Supplied information:
-=-=-

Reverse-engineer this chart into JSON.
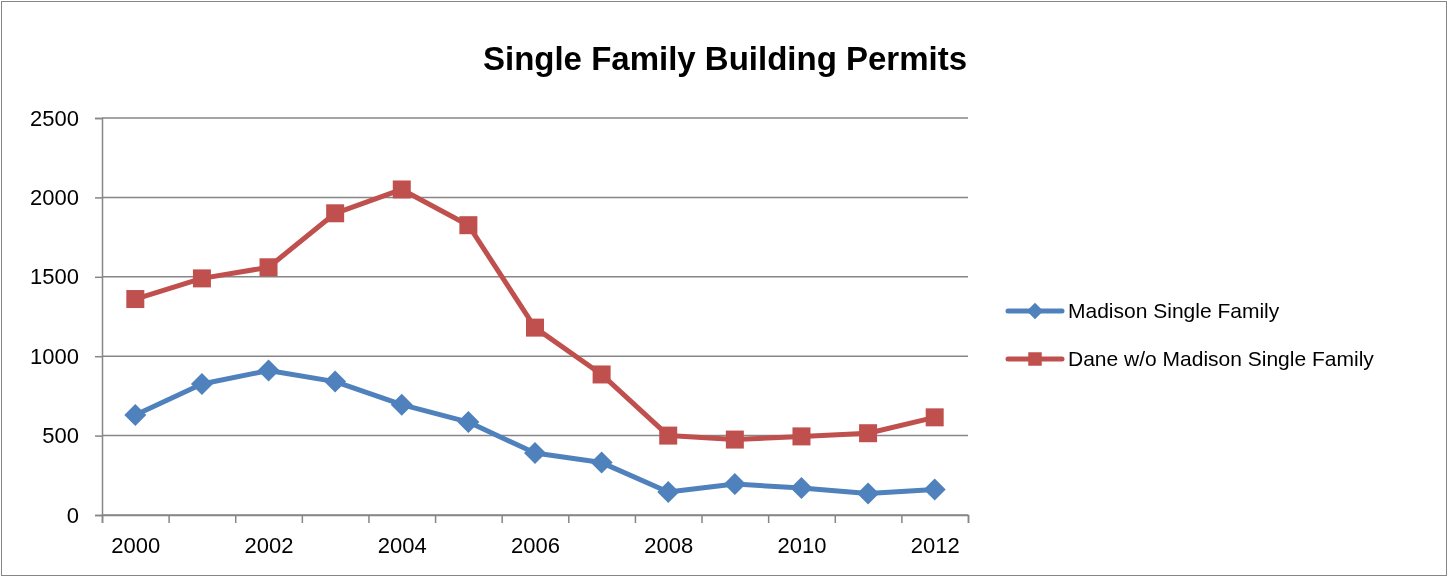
{
  "chart_data": {
    "type": "line",
    "title": "Single Family Building Permits",
    "categories": [
      "2000",
      null,
      "2002",
      null,
      "2004",
      null,
      "2006",
      null,
      "2008",
      null,
      "2010",
      null,
      "2012"
    ],
    "series": [
      {
        "name": "Madison Single Family",
        "color": "#4f81bd",
        "marker": "diamond",
        "values": [
          630,
          825,
          910,
          840,
          695,
          585,
          390,
          330,
          145,
          195,
          170,
          135,
          160
        ]
      },
      {
        "name": "Dane w/o Madison Single Family",
        "color": "#c0504d",
        "marker": "square",
        "values": [
          1360,
          1490,
          1560,
          1900,
          2050,
          1825,
          1180,
          885,
          500,
          475,
          495,
          515,
          615
        ]
      }
    ],
    "ylim": [
      0,
      2500
    ],
    "yticks": [
      0,
      500,
      1000,
      1500,
      2000,
      2500
    ],
    "grid": "y",
    "legend": "right",
    "line_style": "solid"
  }
}
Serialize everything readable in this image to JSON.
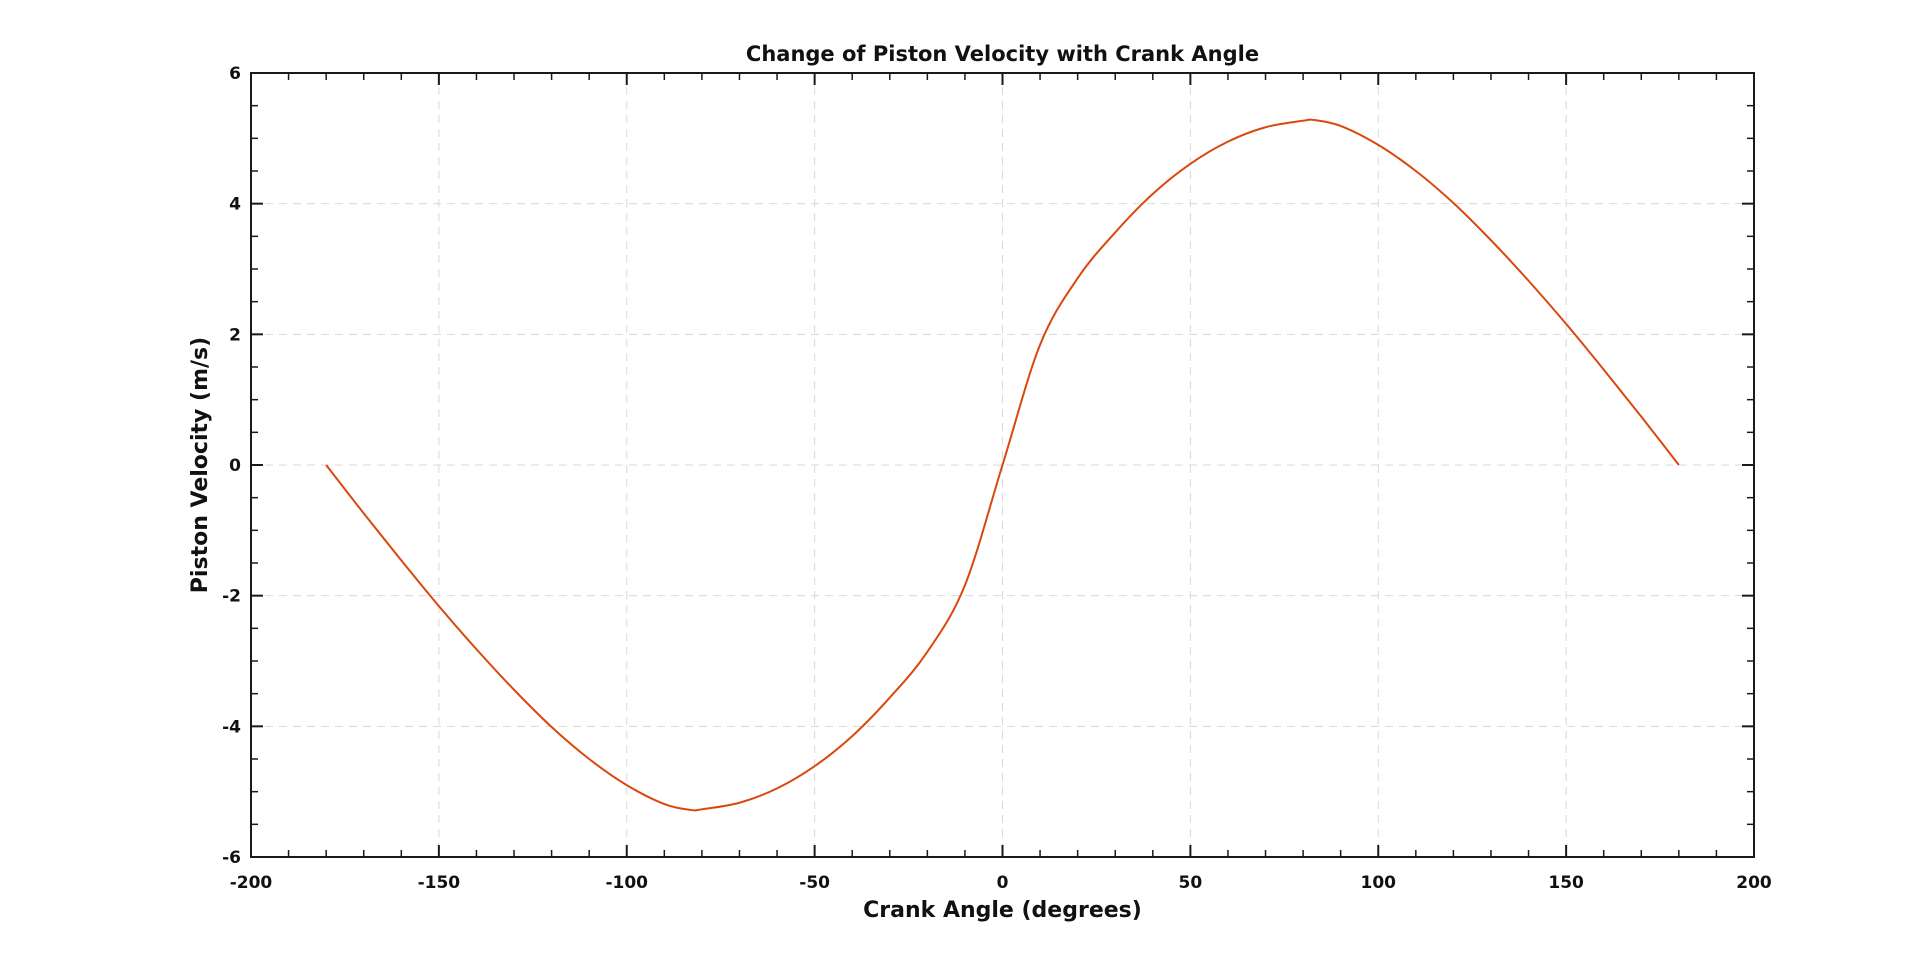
{
  "chart_data": {
    "type": "line",
    "title": "Change of Piston Velocity with Crank Angle",
    "xlabel": "Crank Angle (degrees)",
    "ylabel": "Piston Velocity (m/s)",
    "xlim": [
      -200,
      200
    ],
    "ylim": [
      -6,
      6
    ],
    "xticks": [
      -200,
      -150,
      -100,
      -50,
      0,
      50,
      100,
      150,
      200
    ],
    "xtick_labels": [
      "-200",
      "-150",
      "-100",
      "-50",
      "0",
      "50",
      "100",
      "150",
      "200"
    ],
    "yticks": [
      -6,
      -4,
      -2,
      0,
      2,
      4,
      6
    ],
    "ytick_labels": [
      "-6",
      "-4",
      "-2",
      "0",
      "2",
      "4",
      "6"
    ],
    "grid": true,
    "line_color": "#d9480f",
    "series": [
      {
        "x": [
          -180,
          -170,
          -160,
          -150,
          -140,
          -130,
          -120,
          -110,
          -100,
          -90,
          -83,
          -80,
          -70,
          -60,
          -50,
          -40,
          -30,
          -20,
          -10,
          0,
          10,
          20,
          30,
          40,
          50,
          60,
          70,
          80,
          83,
          90,
          100,
          110,
          120,
          130,
          140,
          150,
          160,
          170,
          180
        ],
        "values": [
          0,
          -0.74,
          -1.46,
          -2.16,
          -2.82,
          -3.44,
          -4.01,
          -4.5,
          -4.9,
          -5.19,
          -5.28,
          -5.27,
          -5.17,
          -4.95,
          -4.61,
          -4.15,
          -3.56,
          -2.86,
          -1.84,
          0,
          1.84,
          2.86,
          3.56,
          4.15,
          4.61,
          4.95,
          5.17,
          5.27,
          5.28,
          5.19,
          4.9,
          4.5,
          4.01,
          3.44,
          2.82,
          2.16,
          1.46,
          0.74,
          0
        ]
      }
    ]
  }
}
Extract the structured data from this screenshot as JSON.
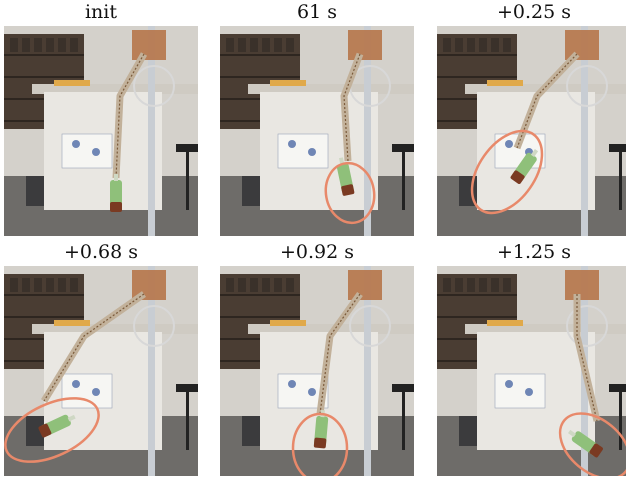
{
  "figure": {
    "panels": [
      {
        "label": "init",
        "highlight": false,
        "bottle": "standing"
      },
      {
        "label": "61 s",
        "highlight": true,
        "bottle": "lifted"
      },
      {
        "label": "+0.25 s",
        "highlight": true,
        "bottle": "tilted"
      },
      {
        "label": "+0.68 s",
        "highlight": true,
        "bottle": "swung"
      },
      {
        "label": "+0.92 s",
        "highlight": true,
        "bottle": "falling"
      },
      {
        "label": "+1.25 s",
        "highlight": true,
        "bottle": "right"
      }
    ],
    "colors": {
      "highlight": "#e8896a",
      "floor": "#6e6c69",
      "shelf": "#4a3d33",
      "cabinet": "#e9e7e2",
      "wall": "#d4d1cb"
    }
  }
}
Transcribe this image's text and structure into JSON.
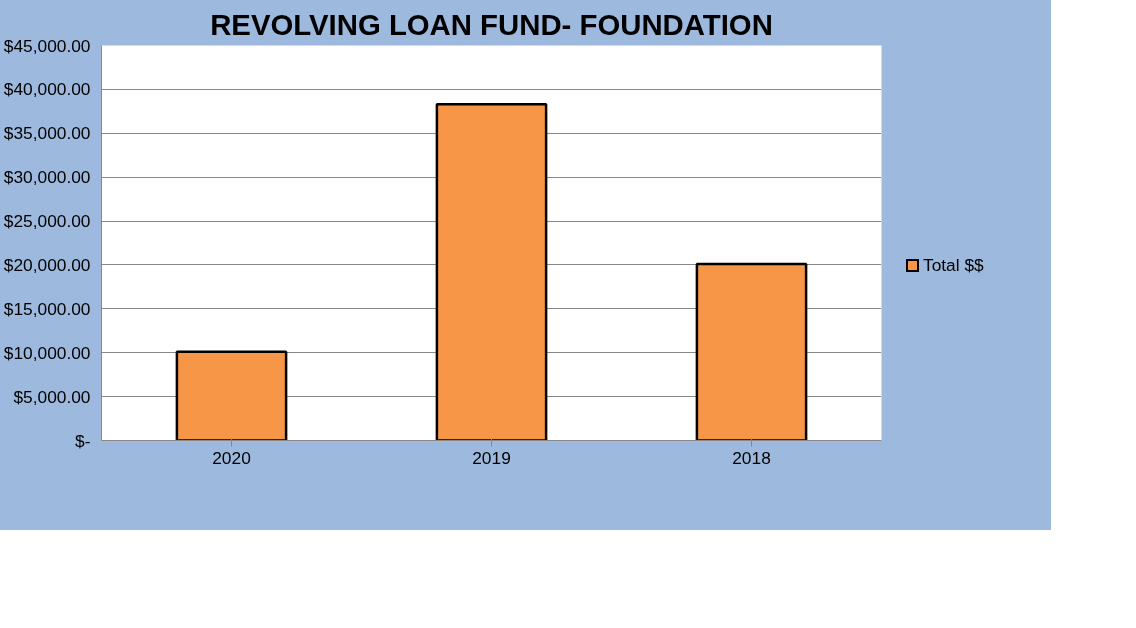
{
  "chart_data": {
    "type": "bar",
    "title": "REVOLVING LOAN FUND- FOUNDATION",
    "categories": [
      "2020",
      "2019",
      "2018"
    ],
    "series": [
      {
        "name": "Total $$",
        "color": "#f79646",
        "values": [
          10100,
          38300,
          20100
        ]
      }
    ],
    "ylim": [
      0,
      45000
    ],
    "yticks": [
      {
        "value": 0,
        "label": "$-"
      },
      {
        "value": 5000,
        "label": "$5,000.00"
      },
      {
        "value": 10000,
        "label": "$10,000.00"
      },
      {
        "value": 15000,
        "label": "$15,000.00"
      },
      {
        "value": 20000,
        "label": "$20,000.00"
      },
      {
        "value": 25000,
        "label": "$25,000.00"
      },
      {
        "value": 30000,
        "label": "$30,000.00"
      },
      {
        "value": 35000,
        "label": "$35,000.00"
      },
      {
        "value": 40000,
        "label": "$40,000.00"
      },
      {
        "value": 45000,
        "label": "$45,000.00"
      }
    ],
    "grid": "y",
    "legend": "right"
  }
}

-=-=-

Can you repeat every record above exactly, apart from the pictures?

Reverse-engineer this chart into JSON.
{
  "chart_data": {
    "type": "line",
    "title": "Single Family Building Permits",
    "categories": [
      "2000",
      null,
      "2002",
      null,
      "2004",
      null,
      "2006",
      null,
      "2008",
      null,
      "2010",
      null,
      "2012"
    ],
    "series": [
      {
        "name": "Madison Single Family",
        "color": "#4f81bd",
        "marker": "diamond",
        "values": [
          630,
          825,
          910,
          840,
          695,
          585,
          390,
          330,
          145,
          195,
          170,
          135,
          160
        ]
      },
      {
        "name": "Dane w/o Madison Single Family",
        "color": "#c0504d",
        "marker": "square",
        "values": [
          1360,
          1490,
          1560,
          1900,
          2050,
          1825,
          1180,
          885,
          500,
          475,
          495,
          515,
          615
        ]
      }
    ],
    "ylim": [
      0,
      2500
    ],
    "yticks": [
      0,
      500,
      1000,
      1500,
      2000,
      2500
    ],
    "grid": "y",
    "legend": "right",
    "line_style": "solid"
  }
}
Serialize everything readable in this image to JSON.
{
  "chart_data": {
    "type": "line",
    "title": "Change of Piston Velocity with Crank Angle",
    "xlabel": "Crank Angle (degrees)",
    "ylabel": "Piston Velocity (m/s)",
    "xlim": [
      -200,
      200
    ],
    "ylim": [
      -6,
      6
    ],
    "xticks": [
      -200,
      -150,
      -100,
      -50,
      0,
      50,
      100,
      150,
      200
    ],
    "xtick_labels": [
      "-200",
      "-150",
      "-100",
      "-50",
      "0",
      "50",
      "100",
      "150",
      "200"
    ],
    "yticks": [
      -6,
      -4,
      -2,
      0,
      2,
      4,
      6
    ],
    "ytick_labels": [
      "-6",
      "-4",
      "-2",
      "0",
      "2",
      "4",
      "6"
    ],
    "grid": true,
    "line_color": "#d9480f",
    "series": [
      {
        "x": [
          -180,
          -170,
          -160,
          -150,
          -140,
          -130,
          -120,
          -110,
          -100,
          -90,
          -83,
          -80,
          -70,
          -60,
          -50,
          -40,
          -30,
          -20,
          -10,
          0,
          10,
          20,
          30,
          40,
          50,
          60,
          70,
          80,
          83,
          90,
          100,
          110,
          120,
          130,
          140,
          150,
          160,
          170,
          180
        ],
        "values": [
          0,
          -0.74,
          -1.46,
          -2.16,
          -2.82,
          -3.44,
          -4.01,
          -4.5,
          -4.9,
          -5.19,
          -5.28,
          -5.27,
          -5.17,
          -4.95,
          -4.61,
          -4.15,
          -3.56,
          -2.86,
          -1.84,
          0,
          1.84,
          2.86,
          3.56,
          4.15,
          4.61,
          4.95,
          5.17,
          5.27,
          5.28,
          5.19,
          4.9,
          4.5,
          4.01,
          3.44,
          2.82,
          2.16,
          1.46,
          0.74,
          0
        ]
      }
    ]
  }
}
Extract the structured data from this screenshot as JSON.
{
  "figure": {
    "panels": [
      {
        "label": "init",
        "highlight": false,
        "bottle": "standing"
      },
      {
        "label": "61 s",
        "highlight": true,
        "bottle": "lifted"
      },
      {
        "label": "+0.25 s",
        "highlight": true,
        "bottle": "tilted"
      },
      {
        "label": "+0.68 s",
        "highlight": true,
        "bottle": "swung"
      },
      {
        "label": "+0.92 s",
        "highlight": true,
        "bottle": "falling"
      },
      {
        "label": "+1.25 s",
        "highlight": true,
        "bottle": "right"
      }
    ],
    "colors": {
      "highlight": "#e8896a",
      "floor": "#6e6c69",
      "shelf": "#4a3d33",
      "cabinet": "#e9e7e2",
      "wall": "#d4d1cb"
    }
  }
}
Transcribe this image's text and structure into JSON.
{
  "chart_data": {
    "type": "bar",
    "title": "REVOLVING LOAN FUND- FOUNDATION",
    "categories": [
      "2020",
      "2019",
      "2018"
    ],
    "series": [
      {
        "name": "Total $$",
        "color": "#f79646",
        "values": [
          10100,
          38300,
          20100
        ]
      }
    ],
    "ylim": [
      0,
      45000
    ],
    "yticks": [
      {
        "value": 0,
        "label": "$-"
      },
      {
        "value": 5000,
        "label": "$5,000.00"
      },
      {
        "value": 10000,
        "label": "$10,000.00"
      },
      {
        "value": 15000,
        "label": "$15,000.00"
      },
      {
        "value": 20000,
        "label": "$20,000.00"
      },
      {
        "value": 25000,
        "label": "$25,000.00"
      },
      {
        "value": 30000,
        "label": "$30,000.00"
      },
      {
        "value": 35000,
        "label": "$35,000.00"
      },
      {
        "value": 40000,
        "label": "$40,000.00"
      },
      {
        "value": 45000,
        "label": "$45,000.00"
      }
    ],
    "grid": "y",
    "legend": "right"
  }
}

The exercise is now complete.